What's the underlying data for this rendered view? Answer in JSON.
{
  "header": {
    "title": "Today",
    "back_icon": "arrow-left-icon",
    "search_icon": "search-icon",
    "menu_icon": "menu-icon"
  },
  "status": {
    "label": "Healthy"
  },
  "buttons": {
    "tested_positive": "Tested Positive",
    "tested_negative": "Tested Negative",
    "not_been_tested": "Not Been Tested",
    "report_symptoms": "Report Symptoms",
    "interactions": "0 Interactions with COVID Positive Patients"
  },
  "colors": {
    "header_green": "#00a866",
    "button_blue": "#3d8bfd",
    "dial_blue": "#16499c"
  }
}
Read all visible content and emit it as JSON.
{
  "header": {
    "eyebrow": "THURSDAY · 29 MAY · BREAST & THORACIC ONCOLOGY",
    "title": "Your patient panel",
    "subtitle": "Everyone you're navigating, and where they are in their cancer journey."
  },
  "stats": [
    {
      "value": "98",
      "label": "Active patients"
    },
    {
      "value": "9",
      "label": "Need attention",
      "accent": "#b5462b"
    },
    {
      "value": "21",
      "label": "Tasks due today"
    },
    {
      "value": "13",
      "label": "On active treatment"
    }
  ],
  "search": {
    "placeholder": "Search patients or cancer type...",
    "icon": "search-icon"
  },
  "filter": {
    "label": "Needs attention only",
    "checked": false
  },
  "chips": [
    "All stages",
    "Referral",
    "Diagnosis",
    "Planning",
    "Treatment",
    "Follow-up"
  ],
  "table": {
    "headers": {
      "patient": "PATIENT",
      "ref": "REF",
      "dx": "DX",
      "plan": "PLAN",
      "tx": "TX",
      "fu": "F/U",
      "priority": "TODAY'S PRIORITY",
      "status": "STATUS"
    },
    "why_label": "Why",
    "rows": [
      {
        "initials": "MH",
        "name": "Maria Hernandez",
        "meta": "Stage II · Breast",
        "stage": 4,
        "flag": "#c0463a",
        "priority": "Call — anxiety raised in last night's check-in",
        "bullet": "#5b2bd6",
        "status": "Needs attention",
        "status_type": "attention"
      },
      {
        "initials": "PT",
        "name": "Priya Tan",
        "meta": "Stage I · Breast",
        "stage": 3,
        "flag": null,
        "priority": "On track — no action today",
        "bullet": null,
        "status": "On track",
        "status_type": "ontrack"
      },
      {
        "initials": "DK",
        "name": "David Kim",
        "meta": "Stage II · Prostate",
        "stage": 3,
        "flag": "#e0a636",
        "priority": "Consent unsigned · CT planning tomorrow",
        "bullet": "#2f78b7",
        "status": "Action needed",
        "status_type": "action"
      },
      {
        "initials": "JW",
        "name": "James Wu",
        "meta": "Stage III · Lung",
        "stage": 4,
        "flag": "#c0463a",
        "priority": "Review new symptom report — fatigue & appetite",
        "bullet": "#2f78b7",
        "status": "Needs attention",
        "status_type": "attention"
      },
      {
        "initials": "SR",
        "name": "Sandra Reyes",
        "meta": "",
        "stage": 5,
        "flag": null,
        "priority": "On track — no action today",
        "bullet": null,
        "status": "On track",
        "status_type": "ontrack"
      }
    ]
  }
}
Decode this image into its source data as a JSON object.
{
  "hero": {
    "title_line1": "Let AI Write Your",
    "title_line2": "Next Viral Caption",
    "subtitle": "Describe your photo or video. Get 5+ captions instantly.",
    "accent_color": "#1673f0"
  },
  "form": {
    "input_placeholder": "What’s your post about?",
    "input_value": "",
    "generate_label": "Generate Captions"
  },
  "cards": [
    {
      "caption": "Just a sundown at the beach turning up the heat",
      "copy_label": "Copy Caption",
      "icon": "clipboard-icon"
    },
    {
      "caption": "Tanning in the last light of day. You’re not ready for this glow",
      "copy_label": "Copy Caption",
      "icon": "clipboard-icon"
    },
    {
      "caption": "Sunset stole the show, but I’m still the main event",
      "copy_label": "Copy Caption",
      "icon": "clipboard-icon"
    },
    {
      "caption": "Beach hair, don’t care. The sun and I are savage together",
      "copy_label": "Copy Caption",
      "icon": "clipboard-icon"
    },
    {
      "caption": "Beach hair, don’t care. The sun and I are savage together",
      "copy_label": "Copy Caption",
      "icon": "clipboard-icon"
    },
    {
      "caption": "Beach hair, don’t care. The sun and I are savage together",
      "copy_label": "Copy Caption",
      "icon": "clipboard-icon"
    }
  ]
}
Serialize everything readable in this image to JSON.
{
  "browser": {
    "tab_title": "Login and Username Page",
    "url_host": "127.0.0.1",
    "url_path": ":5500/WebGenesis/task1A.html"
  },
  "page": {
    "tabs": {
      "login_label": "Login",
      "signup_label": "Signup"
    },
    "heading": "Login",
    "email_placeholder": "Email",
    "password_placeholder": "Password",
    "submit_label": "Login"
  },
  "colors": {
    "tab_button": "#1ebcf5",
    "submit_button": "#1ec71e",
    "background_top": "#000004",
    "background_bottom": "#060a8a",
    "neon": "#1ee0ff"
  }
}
========
=== WORK INSTRUCTION ===
Over the whole listing above, how many lines contain the string "Positive"? The answer is that number alone.

=== RESULT OF THE TASK ===
2